Without omitting anything, return the records precisely as given.

**** RECORDS

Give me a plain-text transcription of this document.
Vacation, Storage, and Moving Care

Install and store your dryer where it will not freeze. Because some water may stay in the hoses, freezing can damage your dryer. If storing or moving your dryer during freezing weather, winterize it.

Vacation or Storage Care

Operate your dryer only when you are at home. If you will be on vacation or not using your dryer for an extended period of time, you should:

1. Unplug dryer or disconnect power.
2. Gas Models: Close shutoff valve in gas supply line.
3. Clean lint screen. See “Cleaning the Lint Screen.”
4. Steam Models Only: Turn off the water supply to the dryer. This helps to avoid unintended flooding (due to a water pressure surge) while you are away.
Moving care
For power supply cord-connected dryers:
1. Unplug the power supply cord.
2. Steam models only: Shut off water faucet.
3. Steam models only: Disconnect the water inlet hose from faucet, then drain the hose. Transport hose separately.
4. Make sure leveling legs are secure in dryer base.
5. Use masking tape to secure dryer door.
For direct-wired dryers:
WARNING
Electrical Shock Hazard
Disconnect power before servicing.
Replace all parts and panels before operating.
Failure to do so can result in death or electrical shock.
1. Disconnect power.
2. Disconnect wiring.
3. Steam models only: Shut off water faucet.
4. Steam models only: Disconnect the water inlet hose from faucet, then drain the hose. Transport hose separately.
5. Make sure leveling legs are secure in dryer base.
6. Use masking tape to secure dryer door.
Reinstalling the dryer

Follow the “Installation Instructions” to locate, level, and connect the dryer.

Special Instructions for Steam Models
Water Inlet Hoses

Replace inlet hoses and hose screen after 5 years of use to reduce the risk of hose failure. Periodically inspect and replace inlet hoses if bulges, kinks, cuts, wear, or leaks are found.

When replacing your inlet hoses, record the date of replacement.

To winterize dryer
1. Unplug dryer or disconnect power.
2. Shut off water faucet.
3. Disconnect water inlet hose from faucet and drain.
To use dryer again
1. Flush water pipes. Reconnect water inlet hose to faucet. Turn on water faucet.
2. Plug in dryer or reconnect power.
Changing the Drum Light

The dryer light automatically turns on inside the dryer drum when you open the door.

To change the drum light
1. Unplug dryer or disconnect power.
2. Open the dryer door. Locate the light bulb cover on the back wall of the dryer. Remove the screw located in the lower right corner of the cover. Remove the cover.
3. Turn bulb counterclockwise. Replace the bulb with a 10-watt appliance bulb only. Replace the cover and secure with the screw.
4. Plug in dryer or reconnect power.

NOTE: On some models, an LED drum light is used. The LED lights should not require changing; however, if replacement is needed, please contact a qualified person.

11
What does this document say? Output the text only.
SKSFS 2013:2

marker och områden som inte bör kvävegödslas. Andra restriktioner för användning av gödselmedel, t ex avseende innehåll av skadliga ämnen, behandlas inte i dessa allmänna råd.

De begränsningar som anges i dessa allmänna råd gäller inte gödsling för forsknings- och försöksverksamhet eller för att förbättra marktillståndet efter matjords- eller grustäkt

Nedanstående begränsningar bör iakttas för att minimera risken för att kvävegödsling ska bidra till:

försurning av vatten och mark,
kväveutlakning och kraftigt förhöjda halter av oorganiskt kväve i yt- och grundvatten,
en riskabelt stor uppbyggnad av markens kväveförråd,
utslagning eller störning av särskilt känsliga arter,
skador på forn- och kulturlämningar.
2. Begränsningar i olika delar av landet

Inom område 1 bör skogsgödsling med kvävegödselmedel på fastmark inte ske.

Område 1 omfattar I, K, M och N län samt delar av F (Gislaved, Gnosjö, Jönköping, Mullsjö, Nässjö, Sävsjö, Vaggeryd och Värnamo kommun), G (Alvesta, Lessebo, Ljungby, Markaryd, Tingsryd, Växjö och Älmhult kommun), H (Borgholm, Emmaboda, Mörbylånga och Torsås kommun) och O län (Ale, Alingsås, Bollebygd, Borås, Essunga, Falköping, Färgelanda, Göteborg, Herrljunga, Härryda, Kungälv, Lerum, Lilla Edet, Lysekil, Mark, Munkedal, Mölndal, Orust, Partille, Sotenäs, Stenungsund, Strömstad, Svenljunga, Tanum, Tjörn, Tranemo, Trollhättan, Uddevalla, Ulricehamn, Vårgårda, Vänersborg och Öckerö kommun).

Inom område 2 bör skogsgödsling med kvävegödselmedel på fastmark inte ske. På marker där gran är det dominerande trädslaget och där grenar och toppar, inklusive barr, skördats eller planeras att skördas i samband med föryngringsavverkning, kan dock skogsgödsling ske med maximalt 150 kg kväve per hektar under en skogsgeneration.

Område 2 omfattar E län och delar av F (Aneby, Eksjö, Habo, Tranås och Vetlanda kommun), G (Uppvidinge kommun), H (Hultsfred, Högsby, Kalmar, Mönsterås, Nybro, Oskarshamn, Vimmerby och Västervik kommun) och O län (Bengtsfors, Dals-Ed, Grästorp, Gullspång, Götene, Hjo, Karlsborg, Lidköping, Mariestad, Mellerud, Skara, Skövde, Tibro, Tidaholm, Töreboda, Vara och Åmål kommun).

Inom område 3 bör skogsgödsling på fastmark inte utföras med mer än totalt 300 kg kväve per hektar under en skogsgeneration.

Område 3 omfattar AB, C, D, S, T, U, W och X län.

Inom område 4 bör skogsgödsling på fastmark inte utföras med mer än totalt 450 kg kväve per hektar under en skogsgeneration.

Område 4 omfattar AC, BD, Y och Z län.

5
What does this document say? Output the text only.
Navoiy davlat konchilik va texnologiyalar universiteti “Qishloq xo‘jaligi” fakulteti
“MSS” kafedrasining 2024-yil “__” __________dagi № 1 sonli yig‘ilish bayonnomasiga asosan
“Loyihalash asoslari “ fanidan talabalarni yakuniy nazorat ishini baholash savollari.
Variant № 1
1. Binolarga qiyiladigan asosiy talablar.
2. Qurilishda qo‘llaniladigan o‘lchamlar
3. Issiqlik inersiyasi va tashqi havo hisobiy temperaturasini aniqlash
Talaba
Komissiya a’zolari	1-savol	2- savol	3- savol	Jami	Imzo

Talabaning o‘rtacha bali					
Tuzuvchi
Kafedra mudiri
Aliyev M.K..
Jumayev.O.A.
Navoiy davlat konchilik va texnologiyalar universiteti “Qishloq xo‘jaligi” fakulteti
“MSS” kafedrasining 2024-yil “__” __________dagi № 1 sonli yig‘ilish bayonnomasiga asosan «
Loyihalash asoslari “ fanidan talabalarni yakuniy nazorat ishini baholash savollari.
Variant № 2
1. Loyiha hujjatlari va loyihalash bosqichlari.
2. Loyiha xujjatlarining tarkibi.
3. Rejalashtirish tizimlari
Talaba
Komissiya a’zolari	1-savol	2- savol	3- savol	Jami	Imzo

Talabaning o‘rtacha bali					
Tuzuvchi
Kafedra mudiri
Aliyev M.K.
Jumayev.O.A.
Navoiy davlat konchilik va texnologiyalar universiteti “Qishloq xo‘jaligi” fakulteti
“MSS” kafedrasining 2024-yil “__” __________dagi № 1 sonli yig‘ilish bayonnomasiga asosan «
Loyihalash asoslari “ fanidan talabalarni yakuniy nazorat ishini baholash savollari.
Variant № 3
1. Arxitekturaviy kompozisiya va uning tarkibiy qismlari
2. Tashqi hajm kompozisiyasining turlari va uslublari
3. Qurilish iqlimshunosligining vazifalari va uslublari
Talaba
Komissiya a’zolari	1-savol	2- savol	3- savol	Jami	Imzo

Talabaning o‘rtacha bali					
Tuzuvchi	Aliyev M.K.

********

_EXERCISE RESULT_:
Give me a plain-text transcription of this document.
Vacation, Storage, and Moving Care

Install and store your dryer where it will not freeze. Because some water may stay in the hoses, freezing can damage your dryer. If storing or moving your dryer during freezing weather, winterize it.

Vacation or Storage Care

Operate your dryer only when you are at home. If you will be on vacation or not using your dryer for an extended period of time, you should:

1. Unplug dryer or disconnect power.
2. Gas Models: Close shutoff valve in gas supply line.
3. Clean lint screen. See “Cleaning the Lint Screen.”
4. Steam Models Only: Turn off the water supply to the dryer. This helps to avoid unintended flooding (due to a water pressure surge) while you are away.
Moving care
For power supply cord-connected dryers:
1. Unplug the power supply cord.
2. Steam models only: Shut off water faucet.
3. Steam models only: Disconnect the water inlet hose from faucet, then drain the hose. Transport hose separately.
4. Make sure leveling legs are secure in dryer base.
5. Use masking tape to secure dryer door.
For direct-wired dryers:
WARNING
Electrical Shock Hazard
Disconnect power before servicing.
Replace all parts and panels before operating.
Failure to do so can result in death or electrical shock.
1. Disconnect power.
2. Disconnect wiring.
3. Steam models only: Shut off water faucet.
4. Steam models only: Disconnect the water inlet hose from faucet, then drain the hose. Transport hose separately.
5. Make sure leveling legs are secure in dryer base.
6. Use masking tape to secure dryer door.
Reinstalling the dryer

Follow the “Installation Instructions” to locate, level, and connect the dryer.

Special Instructions for Steam Models
Water Inlet Hoses

Replace inlet hoses and hose screen after 5 years of use to reduce the risk of hose failure. Periodically inspect and replace inlet hoses if bulges, kinks, cuts, wear, or leaks are found.

When replacing your inlet hoses, record the date of replacement.

To winterize dryer
1. Unplug dryer or disconnect power.
2. Shut off water faucet.
3. Disconnect water inlet hose from faucet and drain.
To use dryer again
1. Flush water pipes. Reconnect water inlet hose to faucet. Turn on water faucet.
2. Plug in dryer or reconnect power.
Changing the Drum Light

The dryer light automatically turns on inside the dryer drum when you open the door.

To change the drum light
1. Unplug dryer or disconnect power.
2. Open the dryer door. Locate the light bulb cover on the back wall of the dryer. Remove the screw located in the lower right corner of the cover. Remove the cover.
3. Turn bulb counterclockwise. Replace the bulb with a 10-watt appliance bulb only. Replace the cover and secure with the screw.
4. Plug in dryer or reconnect power.

NOTE: On some models, an LED drum light is used. The LED lights should not require changing; however, if replacement is needed, please contact a qualified person.

11
What does this document say? Output the text only.
SKSFS 2013:2

marker och områden som inte bör kvävegödslas. Andra restriktioner för användning av gödselmedel, t ex avseende innehåll av skadliga ämnen, behandlas inte i dessa allmänna råd.

De begränsningar som anges i dessa allmänna råd gäller inte gödsling för forsknings- och försöksverksamhet eller för att förbättra marktillståndet efter matjords- eller grustäkt

Nedanstående begränsningar bör iakttas för att minimera risken för att kvävegödsling ska bidra till:

försurning av vatten och mark,
kväveutlakning och kraftigt förhöjda halter av oorganiskt kväve i yt- och grundvatten,
en riskabelt stor uppbyggnad av markens kväveförråd,
utslagning eller störning av särskilt känsliga arter,
skador på forn- och kulturlämningar.
2. Begränsningar i olika delar av landet

Inom område 1 bör skogsgödsling med kvävegödselmedel på fastmark inte ske.

Område 1 omfattar I, K, M och N län samt delar av F (Gislaved, Gnosjö, Jönköping, Mullsjö, Nässjö, Sävsjö, Vaggeryd och Värnamo kommun), G (Alvesta, Lessebo, Ljungby, Markaryd, Tingsryd, Växjö och Älmhult kommun), H (Borgholm, Emmaboda, Mörbylånga och Torsås kommun) och O län (Ale, Alingsås, Bollebygd, Borås, Essunga, Falköping, Färgelanda, Göteborg, Herrljunga, Härryda, Kungälv, Lerum, Lilla Edet, Lysekil, Mark, Munkedal, Mölndal, Orust, Partille, Sotenäs, Stenungsund, Strömstad, Svenljunga, Tanum, Tjörn, Tranemo, Trollhättan, Uddevalla, Ulricehamn, Vårgårda, Vänersborg och Öckerö kommun).

Inom område 2 bör skogsgödsling med kvävegödselmedel på fastmark inte ske. På marker där gran är det dominerande trädslaget och där grenar och toppar, inklusive barr, skördats eller planeras att skördas i samband med föryngringsavverkning, kan dock skogsgödsling ske med maximalt 150 kg kväve per hektar under en skogsgeneration.

Område 2 omfattar E län och delar av F (Aneby, Eksjö, Habo, Tranås och Vetlanda kommun), G (Uppvidinge kommun), H (Hultsfred, Högsby, Kalmar, Mönsterås, Nybro, Oskarshamn, Vimmerby och Västervik kommun) och O län (Bengtsfors, Dals-Ed, Grästorp, Gullspång, Götene, Hjo, Karlsborg, Lidköping, Mariestad, Mellerud, Skara, Skövde, Tibro, Tidaholm, Töreboda, Vara och Åmål kommun).

Inom område 3 bör skogsgödsling på fastmark inte utföras med mer än totalt 300 kg kväve per hektar under en skogsgeneration.

Område 3 omfattar AB, C, D, S, T, U, W och X län.

Inom område 4 bör skogsgödsling på fastmark inte utföras med mer än totalt 450 kg kväve per hektar under en skogsgeneration.

Område 4 omfattar AC, BD, Y och Z län.

5
What does this document say? Output the text only.
Navoiy davlat konchilik va texnologiyalar universiteti “Qishloq xo‘jaligi” fakulteti
“MSS” kafedrasining 2024-yil “__” __________dagi № 1 sonli yig‘ilish bayonnomasiga asosan
“Loyihalash asoslari “ fanidan talabalarni yakuniy nazorat ishini baholash savollari.
Variant № 1
1. Binolarga qiyiladigan asosiy talablar.
2. Qurilishda qo‘llaniladigan o‘lchamlar
3. Issiqlik inersiyasi va tashqi havo hisobiy temperaturasini aniqlash
Talaba
Komissiya a’zolari	1-savol	2- savol	3- savol	Jami	Imzo

Talabaning o‘rtacha bali					
Tuzuvchi
Kafedra mudiri
Aliyev M.K..
Jumayev.O.A.
Navoiy davlat konchilik va texnologiyalar universiteti “Qishloq xo‘jaligi” fakulteti
“MSS” kafedrasining 2024-yil “__” __________dagi № 1 sonli yig‘ilish bayonnomasiga asosan «
Loyihalash asoslari “ fanidan talabalarni yakuniy nazorat ishini baholash savollari.
Variant № 2
1. Loyiha hujjatlari va loyihalash bosqichlari.
2. Loyiha xujjatlarining tarkibi.
3. Rejalashtirish tizimlari
Talaba
Komissiya a’zolari	1-savol	2- savol	3- savol	Jami	Imzo

Talabaning o‘rtacha bali					
Tuzuvchi
Kafedra mudiri
Aliyev M.K.
Jumayev.O.A.
Navoiy davlat konchilik va texnologiyalar universiteti “Qishloq xo‘jaligi” fakulteti
“MSS” kafedrasining 2024-yil “__” __________dagi № 1 sonli yig‘ilish bayonnomasiga asosan «
Loyihalash asoslari “ fanidan talabalarni yakuniy nazorat ishini baholash savollari.
Variant № 3
1. Arxitekturaviy kompozisiya va uning tarkibiy qismlari
2. Tashqi hajm kompozisiyasining turlari va uslublari
3. Qurilish iqlimshunosligining vazifalari va uslublari
Talaba
Komissiya a’zolari	1-savol	2- savol	3- savol	Jami	Imzo

Talabaning o‘rtacha bali					
Tuzuvchi	Aliyev M.K.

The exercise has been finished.